### [Written problem]
State only the count of lines in the listing below that hold "value".

Stored dataset items:
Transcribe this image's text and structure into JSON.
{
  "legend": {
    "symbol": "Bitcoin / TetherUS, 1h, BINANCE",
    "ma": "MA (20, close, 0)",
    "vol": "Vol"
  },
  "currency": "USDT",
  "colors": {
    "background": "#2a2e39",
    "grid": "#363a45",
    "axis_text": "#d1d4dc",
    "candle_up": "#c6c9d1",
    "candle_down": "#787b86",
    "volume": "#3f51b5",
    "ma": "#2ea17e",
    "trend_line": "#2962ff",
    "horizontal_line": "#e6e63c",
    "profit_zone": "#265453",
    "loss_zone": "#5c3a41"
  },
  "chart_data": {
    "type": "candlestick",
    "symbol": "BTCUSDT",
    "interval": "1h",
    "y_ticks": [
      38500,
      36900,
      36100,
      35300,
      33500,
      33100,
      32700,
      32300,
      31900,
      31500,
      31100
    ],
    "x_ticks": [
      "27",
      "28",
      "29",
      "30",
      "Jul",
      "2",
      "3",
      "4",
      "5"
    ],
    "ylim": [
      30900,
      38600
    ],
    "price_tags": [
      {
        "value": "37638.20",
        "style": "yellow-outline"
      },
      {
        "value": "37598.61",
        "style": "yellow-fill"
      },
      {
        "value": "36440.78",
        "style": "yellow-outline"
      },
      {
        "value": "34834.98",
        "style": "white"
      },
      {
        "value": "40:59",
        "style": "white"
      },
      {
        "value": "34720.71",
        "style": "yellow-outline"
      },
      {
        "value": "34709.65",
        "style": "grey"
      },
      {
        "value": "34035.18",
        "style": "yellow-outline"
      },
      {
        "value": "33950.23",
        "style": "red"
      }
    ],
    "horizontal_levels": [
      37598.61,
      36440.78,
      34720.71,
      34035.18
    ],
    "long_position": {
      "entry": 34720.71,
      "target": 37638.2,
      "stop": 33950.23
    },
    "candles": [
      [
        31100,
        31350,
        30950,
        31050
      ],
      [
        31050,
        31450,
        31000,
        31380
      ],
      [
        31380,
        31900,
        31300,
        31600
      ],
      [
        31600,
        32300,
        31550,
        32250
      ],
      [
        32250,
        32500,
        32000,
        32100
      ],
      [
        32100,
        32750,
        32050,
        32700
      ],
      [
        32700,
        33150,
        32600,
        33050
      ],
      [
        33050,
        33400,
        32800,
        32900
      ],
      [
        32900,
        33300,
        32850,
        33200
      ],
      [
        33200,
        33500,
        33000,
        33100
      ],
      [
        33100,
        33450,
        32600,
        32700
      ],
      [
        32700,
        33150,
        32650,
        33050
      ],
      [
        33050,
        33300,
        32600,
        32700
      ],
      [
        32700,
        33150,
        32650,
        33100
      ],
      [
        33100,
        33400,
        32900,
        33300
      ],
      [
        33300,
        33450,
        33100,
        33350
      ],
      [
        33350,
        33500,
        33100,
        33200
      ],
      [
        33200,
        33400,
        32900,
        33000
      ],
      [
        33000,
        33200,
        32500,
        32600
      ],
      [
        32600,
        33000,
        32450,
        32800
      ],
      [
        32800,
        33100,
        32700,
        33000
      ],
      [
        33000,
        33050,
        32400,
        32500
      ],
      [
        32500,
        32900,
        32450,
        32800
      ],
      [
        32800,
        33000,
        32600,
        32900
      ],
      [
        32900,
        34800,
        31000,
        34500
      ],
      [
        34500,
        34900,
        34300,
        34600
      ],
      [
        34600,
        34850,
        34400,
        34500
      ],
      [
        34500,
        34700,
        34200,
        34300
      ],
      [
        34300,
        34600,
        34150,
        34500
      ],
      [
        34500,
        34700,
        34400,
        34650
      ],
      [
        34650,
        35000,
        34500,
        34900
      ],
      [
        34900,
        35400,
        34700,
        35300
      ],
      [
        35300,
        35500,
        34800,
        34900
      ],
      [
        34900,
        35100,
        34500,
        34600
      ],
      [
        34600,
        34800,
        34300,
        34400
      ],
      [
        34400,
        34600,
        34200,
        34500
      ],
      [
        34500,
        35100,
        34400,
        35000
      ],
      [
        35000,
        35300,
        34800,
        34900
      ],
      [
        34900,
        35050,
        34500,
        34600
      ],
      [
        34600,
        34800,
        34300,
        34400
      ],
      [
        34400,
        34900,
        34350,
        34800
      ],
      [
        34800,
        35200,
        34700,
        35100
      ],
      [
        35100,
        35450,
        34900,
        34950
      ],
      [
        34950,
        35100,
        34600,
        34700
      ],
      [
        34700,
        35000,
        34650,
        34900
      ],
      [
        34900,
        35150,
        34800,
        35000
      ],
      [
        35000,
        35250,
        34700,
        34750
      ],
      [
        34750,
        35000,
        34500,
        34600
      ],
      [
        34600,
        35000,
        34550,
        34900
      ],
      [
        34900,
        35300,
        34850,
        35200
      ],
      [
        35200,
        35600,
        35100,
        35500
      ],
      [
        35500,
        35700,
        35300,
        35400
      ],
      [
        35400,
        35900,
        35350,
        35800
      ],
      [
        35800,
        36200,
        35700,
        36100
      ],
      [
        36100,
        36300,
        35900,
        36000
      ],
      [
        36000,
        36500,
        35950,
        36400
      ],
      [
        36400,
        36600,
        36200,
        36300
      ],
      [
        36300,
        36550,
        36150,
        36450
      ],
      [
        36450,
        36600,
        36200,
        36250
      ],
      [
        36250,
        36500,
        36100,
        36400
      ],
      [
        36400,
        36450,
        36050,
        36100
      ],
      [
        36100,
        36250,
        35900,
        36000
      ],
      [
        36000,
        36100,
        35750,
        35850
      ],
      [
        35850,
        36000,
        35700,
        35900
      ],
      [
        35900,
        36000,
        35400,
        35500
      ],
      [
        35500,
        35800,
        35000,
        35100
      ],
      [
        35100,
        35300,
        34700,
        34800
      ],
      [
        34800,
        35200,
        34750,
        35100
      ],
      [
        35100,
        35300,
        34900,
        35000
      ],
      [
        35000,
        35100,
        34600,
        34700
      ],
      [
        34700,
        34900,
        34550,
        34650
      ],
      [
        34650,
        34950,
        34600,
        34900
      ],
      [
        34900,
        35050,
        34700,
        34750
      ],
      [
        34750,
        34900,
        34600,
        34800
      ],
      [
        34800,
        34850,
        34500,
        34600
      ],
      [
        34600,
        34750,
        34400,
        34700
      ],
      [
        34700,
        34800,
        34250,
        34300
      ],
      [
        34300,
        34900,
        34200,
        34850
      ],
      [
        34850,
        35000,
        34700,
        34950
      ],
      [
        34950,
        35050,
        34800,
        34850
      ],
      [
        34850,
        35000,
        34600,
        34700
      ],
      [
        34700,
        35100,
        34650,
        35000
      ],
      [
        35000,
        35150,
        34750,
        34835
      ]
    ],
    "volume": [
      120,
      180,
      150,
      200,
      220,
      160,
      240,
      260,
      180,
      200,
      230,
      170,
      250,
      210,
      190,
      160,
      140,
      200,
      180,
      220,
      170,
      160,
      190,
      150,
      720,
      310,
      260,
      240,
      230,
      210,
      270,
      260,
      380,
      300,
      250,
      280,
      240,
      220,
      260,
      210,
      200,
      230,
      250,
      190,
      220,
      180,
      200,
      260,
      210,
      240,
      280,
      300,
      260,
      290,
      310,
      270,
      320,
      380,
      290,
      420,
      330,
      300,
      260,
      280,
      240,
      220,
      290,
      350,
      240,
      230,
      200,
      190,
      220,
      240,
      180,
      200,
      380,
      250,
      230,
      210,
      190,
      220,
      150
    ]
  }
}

### [Task output]
9